## RECORDS SHOWN
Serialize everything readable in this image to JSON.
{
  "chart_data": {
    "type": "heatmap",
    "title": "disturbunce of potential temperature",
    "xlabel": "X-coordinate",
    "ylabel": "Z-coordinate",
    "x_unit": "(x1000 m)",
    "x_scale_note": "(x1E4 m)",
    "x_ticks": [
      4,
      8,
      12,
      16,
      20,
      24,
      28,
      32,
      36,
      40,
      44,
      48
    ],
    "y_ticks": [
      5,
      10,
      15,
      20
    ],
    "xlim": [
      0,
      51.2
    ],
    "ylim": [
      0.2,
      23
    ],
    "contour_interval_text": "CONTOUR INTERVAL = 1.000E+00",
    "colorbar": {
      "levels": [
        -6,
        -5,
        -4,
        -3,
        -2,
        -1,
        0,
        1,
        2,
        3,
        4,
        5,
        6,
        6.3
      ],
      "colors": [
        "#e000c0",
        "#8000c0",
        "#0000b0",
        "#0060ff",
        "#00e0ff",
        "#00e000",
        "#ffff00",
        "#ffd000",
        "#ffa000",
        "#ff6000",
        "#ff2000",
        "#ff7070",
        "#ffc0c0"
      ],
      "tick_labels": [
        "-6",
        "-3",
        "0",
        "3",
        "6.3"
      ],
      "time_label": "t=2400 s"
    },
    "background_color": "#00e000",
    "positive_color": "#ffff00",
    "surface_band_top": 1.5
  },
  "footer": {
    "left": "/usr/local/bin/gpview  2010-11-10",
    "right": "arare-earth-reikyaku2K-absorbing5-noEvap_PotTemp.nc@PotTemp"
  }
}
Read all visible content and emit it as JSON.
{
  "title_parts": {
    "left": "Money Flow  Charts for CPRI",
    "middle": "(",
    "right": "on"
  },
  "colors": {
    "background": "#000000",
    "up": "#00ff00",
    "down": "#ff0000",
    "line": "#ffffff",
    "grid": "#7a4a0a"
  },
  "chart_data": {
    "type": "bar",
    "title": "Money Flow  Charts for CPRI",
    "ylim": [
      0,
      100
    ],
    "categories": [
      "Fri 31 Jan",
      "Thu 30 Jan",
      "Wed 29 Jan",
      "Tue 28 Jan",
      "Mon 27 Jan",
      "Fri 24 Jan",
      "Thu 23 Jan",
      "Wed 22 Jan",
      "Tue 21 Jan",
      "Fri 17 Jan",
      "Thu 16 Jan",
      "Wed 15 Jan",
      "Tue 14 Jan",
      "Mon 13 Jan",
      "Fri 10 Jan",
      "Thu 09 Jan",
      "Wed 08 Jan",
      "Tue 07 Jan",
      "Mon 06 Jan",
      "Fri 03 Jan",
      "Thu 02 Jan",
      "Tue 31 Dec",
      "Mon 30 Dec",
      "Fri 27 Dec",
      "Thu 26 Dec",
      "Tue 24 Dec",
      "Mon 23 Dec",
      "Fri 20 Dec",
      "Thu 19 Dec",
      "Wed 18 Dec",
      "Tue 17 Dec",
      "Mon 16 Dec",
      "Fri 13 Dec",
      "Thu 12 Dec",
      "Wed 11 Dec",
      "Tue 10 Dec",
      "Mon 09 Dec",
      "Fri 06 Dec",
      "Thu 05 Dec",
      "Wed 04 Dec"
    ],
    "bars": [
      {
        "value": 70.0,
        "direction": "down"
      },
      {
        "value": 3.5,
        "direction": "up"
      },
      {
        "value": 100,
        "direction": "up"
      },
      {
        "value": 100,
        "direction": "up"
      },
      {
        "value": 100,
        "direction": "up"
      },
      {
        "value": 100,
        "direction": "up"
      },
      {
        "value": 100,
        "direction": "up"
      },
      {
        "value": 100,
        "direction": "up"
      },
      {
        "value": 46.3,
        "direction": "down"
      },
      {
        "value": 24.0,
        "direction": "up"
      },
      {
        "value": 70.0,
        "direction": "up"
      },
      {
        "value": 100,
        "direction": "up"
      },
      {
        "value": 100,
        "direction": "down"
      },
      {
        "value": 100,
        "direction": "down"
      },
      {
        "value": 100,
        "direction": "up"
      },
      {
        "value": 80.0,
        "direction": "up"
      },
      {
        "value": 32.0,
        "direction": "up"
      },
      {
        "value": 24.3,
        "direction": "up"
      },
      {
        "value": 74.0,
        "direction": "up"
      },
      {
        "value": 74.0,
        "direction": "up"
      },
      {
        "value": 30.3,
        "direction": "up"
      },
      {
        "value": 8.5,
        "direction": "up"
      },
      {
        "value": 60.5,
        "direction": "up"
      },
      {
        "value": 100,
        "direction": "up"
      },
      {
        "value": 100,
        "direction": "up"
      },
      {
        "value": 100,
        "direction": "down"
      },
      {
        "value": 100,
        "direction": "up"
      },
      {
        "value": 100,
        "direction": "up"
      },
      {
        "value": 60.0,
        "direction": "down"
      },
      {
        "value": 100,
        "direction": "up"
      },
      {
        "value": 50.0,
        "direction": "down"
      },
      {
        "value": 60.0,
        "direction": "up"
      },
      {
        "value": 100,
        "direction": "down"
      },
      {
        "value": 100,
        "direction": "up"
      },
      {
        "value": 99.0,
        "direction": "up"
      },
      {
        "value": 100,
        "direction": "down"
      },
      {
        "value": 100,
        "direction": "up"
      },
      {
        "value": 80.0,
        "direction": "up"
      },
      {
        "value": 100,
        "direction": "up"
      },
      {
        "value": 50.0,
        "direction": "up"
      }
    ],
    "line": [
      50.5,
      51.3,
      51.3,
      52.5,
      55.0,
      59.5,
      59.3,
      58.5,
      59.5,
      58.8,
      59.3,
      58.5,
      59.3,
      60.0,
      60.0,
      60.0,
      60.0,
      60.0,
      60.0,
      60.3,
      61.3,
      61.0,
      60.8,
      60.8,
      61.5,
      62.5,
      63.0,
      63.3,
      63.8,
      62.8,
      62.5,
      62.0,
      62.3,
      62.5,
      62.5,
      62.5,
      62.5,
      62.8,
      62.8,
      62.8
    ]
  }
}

## DESCRIPTION OF THE TASK
Return all of the data precisely as it appears.

## ANSWER
Serialize everything readable in this image to JSON.
{
  "chart_data": {
    "type": "heatmap",
    "title": "disturbunce of potential temperature",
    "xlabel": "X-coordinate",
    "ylabel": "Z-coordinate",
    "x_unit": "(x1000 m)",
    "x_scale_note": "(x1E4 m)",
    "x_ticks": [
      4,
      8,
      12,
      16,
      20,
      24,
      28,
      32,
      36,
      40,
      44,
      48
    ],
    "y_ticks": [
      5,
      10,
      15,
      20
    ],
    "xlim": [
      0,
      51.2
    ],
    "ylim": [
      0.2,
      23
    ],
    "contour_interval_text": "CONTOUR INTERVAL = 1.000E+00",
    "colorbar": {
      "levels": [
        -6,
        -5,
        -4,
        -3,
        -2,
        -1,
        0,
        1,
        2,
        3,
        4,
        5,
        6,
        6.3
      ],
      "colors": [
        "#e000c0",
        "#8000c0",
        "#0000b0",
        "#0060ff",
        "#00e0ff",
        "#00e000",
        "#ffff00",
        "#ffd000",
        "#ffa000",
        "#ff6000",
        "#ff2000",
        "#ff7070",
        "#ffc0c0"
      ],
      "tick_labels": [
        "-6",
        "-3",
        "0",
        "3",
        "6.3"
      ],
      "time_label": "t=2400 s"
    },
    "background_color": "#00e000",
    "positive_color": "#ffff00",
    "surface_band_top": 1.5
  },
  "footer": {
    "left": "/usr/local/bin/gpview  2010-11-10",
    "right": "arare-earth-reikyaku2K-absorbing5-noEvap_PotTemp.nc@PotTemp"
  }
}
Read all visible content and emit it as JSON.
{
  "title_parts": {
    "left": "Money Flow  Charts for CPRI",
    "middle": "(",
    "right": "on"
  },
  "colors": {
    "background": "#000000",
    "up": "#00ff00",
    "down": "#ff0000",
    "line": "#ffffff",
    "grid": "#7a4a0a"
  },
  "chart_data": {
    "type": "bar",
    "title": "Money Flow  Charts for CPRI",
    "ylim": [
      0,
      100
    ],
    "categories": [
      "Fri 31 Jan",
      "Thu 30 Jan",
      "Wed 29 Jan",
      "Tue 28 Jan",
      "Mon 27 Jan",
      "Fri 24 Jan",
      "Thu 23 Jan",
      "Wed 22 Jan",
      "Tue 21 Jan",
      "Fri 17 Jan",
      "Thu 16 Jan",
      "Wed 15 Jan",
      "Tue 14 Jan",
      "Mon 13 Jan",
      "Fri 10 Jan",
      "Thu 09 Jan",
      "Wed 08 Jan",
      "Tue 07 Jan",
      "Mon 06 Jan",
      "Fri 03 Jan",
      "Thu 02 Jan",
      "Tue 31 Dec",
      "Mon 30 Dec",
      "Fri 27 Dec",
      "Thu 26 Dec",
      "Tue 24 Dec",
      "Mon 23 Dec",
      "Fri 20 Dec",
      "Thu 19 Dec",
      "Wed 18 Dec",
      "Tue 17 Dec",
      "Mon 16 Dec",
      "Fri 13 Dec",
      "Thu 12 Dec",
      "Wed 11 Dec",
      "Tue 10 Dec",
      "Mon 09 Dec",
      "Fri 06 Dec",
      "Thu 05 Dec",
      "Wed 04 Dec"
    ],
    "bars": [
      {
        "value": 70.0,
        "direction": "down"
      },
      {
        "value": 3.5,
        "direction": "up"
      },
      {
        "value": 100,
        "direction": "up"
      },
      {
        "value": 100,
        "direction": "up"
      },
      {
        "value": 100,
        "direction": "up"
      },
      {
        "value": 100,
        "direction": "up"
      },
      {
        "value": 100,
        "direction": "up"
      },
      {
        "value": 100,
        "direction": "up"
      },
      {
        "value": 46.3,
        "direction": "down"
      },
      {
        "value": 24.0,
        "direction": "up"
      },
      {
        "value": 70.0,
        "direction": "up"
      },
      {
        "value": 100,
        "direction": "up"
      },
      {
        "value": 100,
        "direction": "down"
      },
      {
        "value": 100,
        "direction": "down"
      },
      {
        "value": 100,
        "direction": "up"
      },
      {
        "value": 80.0,
        "direction": "up"
      },
      {
        "value": 32.0,
        "direction": "up"
      },
      {
        "value": 24.3,
        "direction": "up"
      },
      {
        "value": 74.0,
        "direction": "up"
      },
      {
        "value": 74.0,
        "direction": "up"
      },
      {
        "value": 30.3,
        "direction": "up"
      },
      {
        "value": 8.5,
        "direction": "up"
      },
      {
        "value": 60.5,
        "direction": "up"
      },
      {
        "value": 100,
        "direction": "up"
      },
      {
        "value": 100,
        "direction": "up"
      },
      {
        "value": 100,
        "direction": "down"
      },
      {
        "value": 100,
        "direction": "up"
      },
      {
        "value": 100,
        "direction": "up"
      },
      {
        "value": 60.0,
        "direction": "down"
      },
      {
        "value": 100,
        "direction": "up"
      },
      {
        "value": 50.0,
        "direction": "down"
      },
      {
        "value": 60.0,
        "direction": "up"
      },
      {
        "value": 100,
        "direction": "down"
      },
      {
        "value": 100,
        "direction": "up"
      },
      {
        "value": 99.0,
        "direction": "up"
      },
      {
        "value": 100,
        "direction": "down"
      },
      {
        "value": 100,
        "direction": "up"
      },
      {
        "value": 80.0,
        "direction": "up"
      },
      {
        "value": 100,
        "direction": "up"
      },
      {
        "value": 50.0,
        "direction": "up"
      }
    ],
    "line": [
      50.5,
      51.3,
      51.3,
      52.5,
      55.0,
      59.5,
      59.3,
      58.5,
      59.5,
      58.8,
      59.3,
      58.5,
      59.3,
      60.0,
      60.0,
      60.0,
      60.0,
      60.0,
      60.0,
      60.3,
      61.3,
      61.0,
      60.8,
      60.8,
      61.5,
      62.5,
      63.0,
      63.3,
      63.8,
      62.8,
      62.5,
      62.0,
      62.3,
      62.5,
      62.5,
      62.5,
      62.5,
      62.8,
      62.8,
      62.8
    ]
  }
}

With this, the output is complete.